Directions for this task: Reproduce, word for word, the stretch of the HP article below from "HP earnings are" through "the previous year.".

**** Passage to read

HP cut its forecast for the year by a billion dollars, and HP CEO Leo Apotheker issued a gloom and doom memo warning staff that times are tough. With consumer demand for PCs, and business demand for tech services down, can HP get back on track with the TouchPad tablet and its gamble to put WebOS on PCs?
HP earnings are up, and even beat analyst estimates, but the future is not looking bright, and HP leadership is looking for ways to operate more efficiently, trim costs, and squeeze every penny from the budget. Production fallout from the natural disasters in Japan, combined with depressed consumer demand for PCs are bleeding HP revenue. HP services sales were up slightly, but earnings dropped about three percent from the previous year.
HP may be able to shave some expenses and costs and keep earnings on track, but that doesn't sound like an optimistic long-term strategy. If tech services and consumer PC demand don't rebound, HP will have to find other ways to bring in the bucks--like the TouchPad tablet, and the WebOS PC.
HP's TouchPad--a tablet built on the WebOS platform--is expected to hit the street sometime this summer. Fans of WebOS have long claimed that it is a superior mobile platform to Apple's iOS, but that didn't stop Palm smartphones from crashing and burning. For the TouchPad to succeed, though, HP needs to grasp what other tablet rivals don't--hardware specs may beat the iPad on paper, but it is the user experience that sells tablets.
Beginning in 2012, HP plans to put WebOS on all PCs. HP's mobile OS will run along side Windows to enhance the PC experience. Details of how WebOS on PCs will work, or what features or functionality WebOS might add that other PCs lack are still sketchy, but the opportunity is there for HP to provide unique value and set its PCs apart.
It won't be easy, though. As rivals like Motorola, RIM, and Samsung are learning the hard way, it's an iPad world right now, and breaking into the tablet market with anything more than a trickle is easier said than done. The PC market is a tough one as well with a wide variety of competitors, and HP will have to work hard to convince consumers that a WebOS PC is a better value.

********
**** Recorded information

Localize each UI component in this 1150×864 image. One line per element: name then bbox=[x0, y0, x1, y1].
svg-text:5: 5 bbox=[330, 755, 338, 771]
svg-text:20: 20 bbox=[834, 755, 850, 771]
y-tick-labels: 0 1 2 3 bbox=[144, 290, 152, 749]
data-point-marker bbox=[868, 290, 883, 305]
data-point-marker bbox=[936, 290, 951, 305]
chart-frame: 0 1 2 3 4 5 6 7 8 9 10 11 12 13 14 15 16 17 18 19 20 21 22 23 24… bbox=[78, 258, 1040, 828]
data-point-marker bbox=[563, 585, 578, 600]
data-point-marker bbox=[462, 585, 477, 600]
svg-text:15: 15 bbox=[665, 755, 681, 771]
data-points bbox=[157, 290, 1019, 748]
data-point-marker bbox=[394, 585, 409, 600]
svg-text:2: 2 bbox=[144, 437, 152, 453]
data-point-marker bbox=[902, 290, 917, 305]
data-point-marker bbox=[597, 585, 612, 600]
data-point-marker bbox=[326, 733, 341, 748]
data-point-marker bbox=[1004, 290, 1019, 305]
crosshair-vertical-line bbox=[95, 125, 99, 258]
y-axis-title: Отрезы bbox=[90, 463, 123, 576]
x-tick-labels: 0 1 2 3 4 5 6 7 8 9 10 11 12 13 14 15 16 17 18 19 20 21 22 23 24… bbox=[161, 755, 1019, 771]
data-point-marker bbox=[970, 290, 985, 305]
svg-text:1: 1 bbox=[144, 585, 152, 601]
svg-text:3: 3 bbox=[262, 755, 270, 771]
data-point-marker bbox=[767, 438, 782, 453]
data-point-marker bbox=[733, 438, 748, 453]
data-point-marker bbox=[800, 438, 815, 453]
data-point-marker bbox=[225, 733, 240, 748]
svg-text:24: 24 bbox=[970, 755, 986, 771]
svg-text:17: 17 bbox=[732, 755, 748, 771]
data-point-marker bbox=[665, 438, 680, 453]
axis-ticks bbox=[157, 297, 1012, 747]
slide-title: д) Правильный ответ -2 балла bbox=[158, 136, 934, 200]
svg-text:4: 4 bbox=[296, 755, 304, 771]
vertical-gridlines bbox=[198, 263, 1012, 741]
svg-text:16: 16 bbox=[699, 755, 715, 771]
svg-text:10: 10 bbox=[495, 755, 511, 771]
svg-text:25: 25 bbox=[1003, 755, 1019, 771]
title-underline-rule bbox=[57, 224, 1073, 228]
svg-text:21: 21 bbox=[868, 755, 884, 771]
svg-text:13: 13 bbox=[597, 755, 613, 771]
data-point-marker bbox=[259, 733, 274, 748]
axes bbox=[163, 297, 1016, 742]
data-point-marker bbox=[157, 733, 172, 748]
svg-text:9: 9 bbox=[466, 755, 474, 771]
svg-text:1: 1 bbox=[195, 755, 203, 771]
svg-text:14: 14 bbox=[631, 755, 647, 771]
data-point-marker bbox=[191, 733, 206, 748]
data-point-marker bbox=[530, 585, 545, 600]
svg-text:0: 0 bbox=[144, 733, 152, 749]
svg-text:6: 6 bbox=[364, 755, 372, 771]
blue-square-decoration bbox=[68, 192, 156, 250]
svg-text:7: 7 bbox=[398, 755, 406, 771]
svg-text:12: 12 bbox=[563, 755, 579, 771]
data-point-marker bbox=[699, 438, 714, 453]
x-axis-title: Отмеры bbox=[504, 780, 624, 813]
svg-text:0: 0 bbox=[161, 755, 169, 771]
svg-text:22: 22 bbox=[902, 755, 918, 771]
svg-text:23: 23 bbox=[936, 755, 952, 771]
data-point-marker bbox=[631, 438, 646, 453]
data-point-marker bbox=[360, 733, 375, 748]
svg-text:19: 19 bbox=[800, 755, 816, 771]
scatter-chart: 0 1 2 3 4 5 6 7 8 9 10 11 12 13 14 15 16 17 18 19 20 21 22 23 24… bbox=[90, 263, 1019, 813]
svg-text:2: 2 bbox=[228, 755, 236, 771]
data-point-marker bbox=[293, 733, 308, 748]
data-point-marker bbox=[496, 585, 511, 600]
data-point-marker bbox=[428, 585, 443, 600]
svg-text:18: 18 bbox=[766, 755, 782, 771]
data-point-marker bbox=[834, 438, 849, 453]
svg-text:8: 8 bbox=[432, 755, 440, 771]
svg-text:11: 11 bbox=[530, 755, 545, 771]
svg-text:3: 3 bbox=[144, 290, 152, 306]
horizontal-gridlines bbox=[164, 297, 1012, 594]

********

Exercise output:
HP earnings are up, and even beat analyst estimates, but the future is not looking bright, and HP leadership is looking for ways to operate more efficiently, trim costs, and squeeze every penny from the budget. Production fallout from the natural disasters in Japan, combined with depressed consumer demand for PCs are bleeding HP revenue. HP services sales were up slightly, but earnings dropped about three percent from the previous year.